* **Directions**
Would you copy out the whole listing exactly as given?

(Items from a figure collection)
:::::
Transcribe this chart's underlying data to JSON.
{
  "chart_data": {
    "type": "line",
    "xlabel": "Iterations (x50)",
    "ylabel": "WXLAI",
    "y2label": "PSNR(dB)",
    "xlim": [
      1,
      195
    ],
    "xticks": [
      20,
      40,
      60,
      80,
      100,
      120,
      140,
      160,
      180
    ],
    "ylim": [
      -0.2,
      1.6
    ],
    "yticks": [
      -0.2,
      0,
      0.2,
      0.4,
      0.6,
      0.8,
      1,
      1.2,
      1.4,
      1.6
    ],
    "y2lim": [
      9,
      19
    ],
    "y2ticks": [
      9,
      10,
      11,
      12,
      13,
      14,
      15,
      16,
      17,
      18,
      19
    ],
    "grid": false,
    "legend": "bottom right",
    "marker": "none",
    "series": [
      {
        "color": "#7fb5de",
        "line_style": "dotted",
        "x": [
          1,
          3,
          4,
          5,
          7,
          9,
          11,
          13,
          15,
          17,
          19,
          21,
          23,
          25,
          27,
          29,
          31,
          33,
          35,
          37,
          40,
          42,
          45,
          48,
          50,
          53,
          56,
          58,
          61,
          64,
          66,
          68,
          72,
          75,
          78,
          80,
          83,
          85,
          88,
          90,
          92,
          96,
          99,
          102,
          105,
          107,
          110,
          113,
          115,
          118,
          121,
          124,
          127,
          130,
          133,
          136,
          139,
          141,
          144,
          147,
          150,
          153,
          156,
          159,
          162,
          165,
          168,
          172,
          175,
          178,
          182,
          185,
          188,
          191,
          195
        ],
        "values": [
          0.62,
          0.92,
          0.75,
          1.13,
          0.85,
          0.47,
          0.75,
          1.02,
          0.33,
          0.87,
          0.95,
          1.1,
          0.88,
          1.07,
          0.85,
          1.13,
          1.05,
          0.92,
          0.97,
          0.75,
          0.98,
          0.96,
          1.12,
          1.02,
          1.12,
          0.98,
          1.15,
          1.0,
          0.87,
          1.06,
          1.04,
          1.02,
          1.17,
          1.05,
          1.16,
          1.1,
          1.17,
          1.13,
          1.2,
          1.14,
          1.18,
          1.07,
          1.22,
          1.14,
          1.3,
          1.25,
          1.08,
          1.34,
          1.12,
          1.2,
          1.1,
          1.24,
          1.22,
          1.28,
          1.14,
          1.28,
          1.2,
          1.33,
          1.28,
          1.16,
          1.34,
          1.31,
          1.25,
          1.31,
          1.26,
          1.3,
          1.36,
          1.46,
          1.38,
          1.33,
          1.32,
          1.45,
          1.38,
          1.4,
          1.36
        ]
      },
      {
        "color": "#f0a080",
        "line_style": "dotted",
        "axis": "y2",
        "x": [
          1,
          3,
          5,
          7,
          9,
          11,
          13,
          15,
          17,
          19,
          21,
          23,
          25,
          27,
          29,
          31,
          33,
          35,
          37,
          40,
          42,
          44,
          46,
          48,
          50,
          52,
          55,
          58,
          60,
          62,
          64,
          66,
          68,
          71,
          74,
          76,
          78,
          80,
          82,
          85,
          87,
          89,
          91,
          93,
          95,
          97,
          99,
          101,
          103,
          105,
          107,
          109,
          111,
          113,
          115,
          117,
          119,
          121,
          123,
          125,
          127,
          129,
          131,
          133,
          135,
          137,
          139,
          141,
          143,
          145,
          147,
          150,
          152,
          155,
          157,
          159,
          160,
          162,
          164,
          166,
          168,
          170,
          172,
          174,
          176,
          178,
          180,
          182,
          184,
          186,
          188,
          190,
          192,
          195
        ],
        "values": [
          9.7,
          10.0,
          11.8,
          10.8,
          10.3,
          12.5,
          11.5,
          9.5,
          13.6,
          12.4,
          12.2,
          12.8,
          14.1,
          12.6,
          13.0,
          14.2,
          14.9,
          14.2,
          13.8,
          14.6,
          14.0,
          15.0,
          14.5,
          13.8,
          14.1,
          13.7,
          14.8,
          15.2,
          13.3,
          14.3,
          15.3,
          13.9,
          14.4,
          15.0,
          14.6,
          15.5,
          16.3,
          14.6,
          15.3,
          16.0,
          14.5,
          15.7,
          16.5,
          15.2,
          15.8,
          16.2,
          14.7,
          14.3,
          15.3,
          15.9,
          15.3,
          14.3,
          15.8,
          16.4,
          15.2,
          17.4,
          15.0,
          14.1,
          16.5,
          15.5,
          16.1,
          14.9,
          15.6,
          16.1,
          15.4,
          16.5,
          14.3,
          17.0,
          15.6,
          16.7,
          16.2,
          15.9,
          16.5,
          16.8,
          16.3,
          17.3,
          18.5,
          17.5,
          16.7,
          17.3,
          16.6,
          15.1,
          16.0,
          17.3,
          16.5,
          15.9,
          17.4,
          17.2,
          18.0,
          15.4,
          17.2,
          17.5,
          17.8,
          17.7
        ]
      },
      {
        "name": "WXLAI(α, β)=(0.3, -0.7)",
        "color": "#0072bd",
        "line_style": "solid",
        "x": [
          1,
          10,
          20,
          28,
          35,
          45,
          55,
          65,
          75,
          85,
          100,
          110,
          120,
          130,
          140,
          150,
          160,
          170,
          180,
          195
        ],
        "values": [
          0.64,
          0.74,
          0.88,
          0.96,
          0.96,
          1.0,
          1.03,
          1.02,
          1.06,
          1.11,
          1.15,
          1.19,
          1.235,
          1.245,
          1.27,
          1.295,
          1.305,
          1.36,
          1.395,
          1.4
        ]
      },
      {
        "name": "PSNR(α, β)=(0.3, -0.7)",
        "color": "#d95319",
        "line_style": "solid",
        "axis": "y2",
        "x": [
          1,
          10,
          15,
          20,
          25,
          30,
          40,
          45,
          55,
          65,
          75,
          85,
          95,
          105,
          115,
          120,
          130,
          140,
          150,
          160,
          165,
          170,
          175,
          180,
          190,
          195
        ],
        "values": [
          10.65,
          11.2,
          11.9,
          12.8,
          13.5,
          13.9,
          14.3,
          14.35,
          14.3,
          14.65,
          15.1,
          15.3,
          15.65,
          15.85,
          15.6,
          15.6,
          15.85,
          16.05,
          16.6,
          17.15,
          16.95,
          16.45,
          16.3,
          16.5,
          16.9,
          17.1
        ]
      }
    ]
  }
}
:::::
* **Written solution**
Transcribe this chart's underlying data to JSON.
{
  "chart_data": {
    "type": "line",
    "xlabel": "Iterations (x50)",
    "ylabel": "WXLAI",
    "y2label": "PSNR(dB)",
    "xlim": [
      1,
      195
    ],
    "xticks": [
      20,
      40,
      60,
      80,
      100,
      120,
      140,
      160,
      180
    ],
    "ylim": [
      -0.2,
      1.6
    ],
    "yticks": [
      -0.2,
      0,
      0.2,
      0.4,
      0.6,
      0.8,
      1,
      1.2,
      1.4,
      1.6
    ],
    "y2lim": [
      9,
      19
    ],
    "y2ticks": [
      9,
      10,
      11,
      12,
      13,
      14,
      15,
      16,
      17,
      18,
      19
    ],
    "grid": false,
    "legend": "bottom right",
    "marker": "none",
    "series": [
      {
        "color": "#7fb5de",
        "line_style": "dotted",
        "x": [
          1,
          3,
          4,
          5,
          7,
          9,
          11,
          13,
          15,
          17,
          19,
          21,
          23,
          25,
          27,
          29,
          31,
          33,
          35,
          37,
          40,
          42,
          45,
          48,
          50,
          53,
          56,
          58,
          61,
          64,
          66,
          68,
          72,
          75,
          78,
          80,
          83,
          85,
          88,
          90,
          92,
          96,
          99,
          102,
          105,
          107,
          110,
          113,
          115,
          118,
          121,
          124,
          127,
          130,
          133,
          136,
          139,
          141,
          144,
          147,
          150,
          153,
          156,
          159,
          162,
          165,
          168,
          172,
          175,
          178,
          182,
          185,
          188,
          191,
          195
        ],
        "values": [
          0.62,
          0.92,
          0.75,
          1.13,
          0.85,
          0.47,
          0.75,
          1.02,
          0.33,
          0.87,
          0.95,
          1.1,
          0.88,
          1.07,
          0.85,
          1.13,
          1.05,
          0.92,
          0.97,
          0.75,
          0.98,
          0.96,
          1.12,
          1.02,
          1.12,
          0.98,
          1.15,
          1.0,
          0.87,
          1.06,
          1.04,
          1.02,
          1.17,
          1.05,
          1.16,
          1.1,
          1.17,
          1.13,
          1.2,
          1.14,
          1.18,
          1.07,
          1.22,
          1.14,
          1.3,
          1.25,
          1.08,
          1.34,
          1.12,
          1.2,
          1.1,
          1.24,
          1.22,
          1.28,
          1.14,
          1.28,
          1.2,
          1.33,
          1.28,
          1.16,
          1.34,
          1.31,
          1.25,
          1.31,
          1.26,
          1.3,
          1.36,
          1.46,
          1.38,
          1.33,
          1.32,
          1.45,
          1.38,
          1.4,
          1.36
        ]
      },
      {
        "color": "#f0a080",
        "line_style": "dotted",
        "axis": "y2",
        "x": [
          1,
          3,
          5,
          7,
          9,
          11,
          13,
          15,
          17,
          19,
          21,
          23,
          25,
          27,
          29,
          31,
          33,
          35,
          37,
          40,
          42,
          44,
          46,
          48,
          50,
          52,
          55,
          58,
          60,
          62,
          64,
          66,
          68,
          71,
          74,
          76,
          78,
          80,
          82,
          85,
          87,
          89,
          91,
          93,
          95,
          97,
          99,
          101,
          103,
          105,
          107,
          109,
          111,
          113,
          115,
          117,
          119,
          121,
          123,
          125,
          127,
          129,
          131,
          133,
          135,
          137,
          139,
          141,
          143,
          145,
          147,
          150,
          152,
          155,
          157,
          159,
          160,
          162,
          164,
          166,
          168,
          170,
          172,
          174,
          176,
          178,
          180,
          182,
          184,
          186,
          188,
          190,
          192,
          195
        ],
        "values": [
          9.7,
          10.0,
          11.8,
          10.8,
          10.3,
          12.5,
          11.5,
          9.5,
          13.6,
          12.4,
          12.2,
          12.8,
          14.1,
          12.6,
          13.0,
          14.2,
          14.9,
          14.2,
          13.8,
          14.6,
          14.0,
          15.0,
          14.5,
          13.8,
          14.1,
          13.7,
          14.8,
          15.2,
          13.3,
          14.3,
          15.3,
          13.9,
          14.4,
          15.0,
          14.6,
          15.5,
          16.3,
          14.6,
          15.3,
          16.0,
          14.5,
          15.7,
          16.5,
          15.2,
          15.8,
          16.2,
          14.7,
          14.3,
          15.3,
          15.9,
          15.3,
          14.3,
          15.8,
          16.4,
          15.2,
          17.4,
          15.0,
          14.1,
          16.5,
          15.5,
          16.1,
          14.9,
          15.6,
          16.1,
          15.4,
          16.5,
          14.3,
          17.0,
          15.6,
          16.7,
          16.2,
          15.9,
          16.5,
          16.8,
          16.3,
          17.3,
          18.5,
          17.5,
          16.7,
          17.3,
          16.6,
          15.1,
          16.0,
          17.3,
          16.5,
          15.9,
          17.4,
          17.2,
          18.0,
          15.4,
          17.2,
          17.5,
          17.8,
          17.7
        ]
      },
      {
        "name": "WXLAI(α, β)=(0.3, -0.7)",
        "color": "#0072bd",
        "line_style": "solid",
        "x": [
          1,
          10,
          20,
          28,
          35,
          45,
          55,
          65,
          75,
          85,
          100,
          110,
          120,
          130,
          140,
          150,
          160,
          170,
          180,
          195
        ],
        "values": [
          0.64,
          0.74,
          0.88,
          0.96,
          0.96,
          1.0,
          1.03,
          1.02,
          1.06,
          1.11,
          1.15,
          1.19,
          1.235,
          1.245,
          1.27,
          1.295,
          1.305,
          1.36,
          1.395,
          1.4
        ]
      },
      {
        "name": "PSNR(α, β)=(0.3, -0.7)",
        "color": "#d95319",
        "line_style": "solid",
        "axis": "y2",
        "x": [
          1,
          10,
          15,
          20,
          25,
          30,
          40,
          45,
          55,
          65,
          75,
          85,
          95,
          105,
          115,
          120,
          130,
          140,
          150,
          160,
          165,
          170,
          175,
          180,
          190,
          195
        ],
        "values": [
          10.65,
          11.2,
          11.9,
          12.8,
          13.5,
          13.9,
          14.3,
          14.35,
          14.3,
          14.65,
          15.1,
          15.3,
          15.65,
          15.85,
          15.6,
          15.6,
          15.85,
          16.05,
          16.6,
          17.15,
          16.95,
          16.45,
          16.3,
          16.5,
          16.9,
          17.1
        ]
      }
    ]
  }
}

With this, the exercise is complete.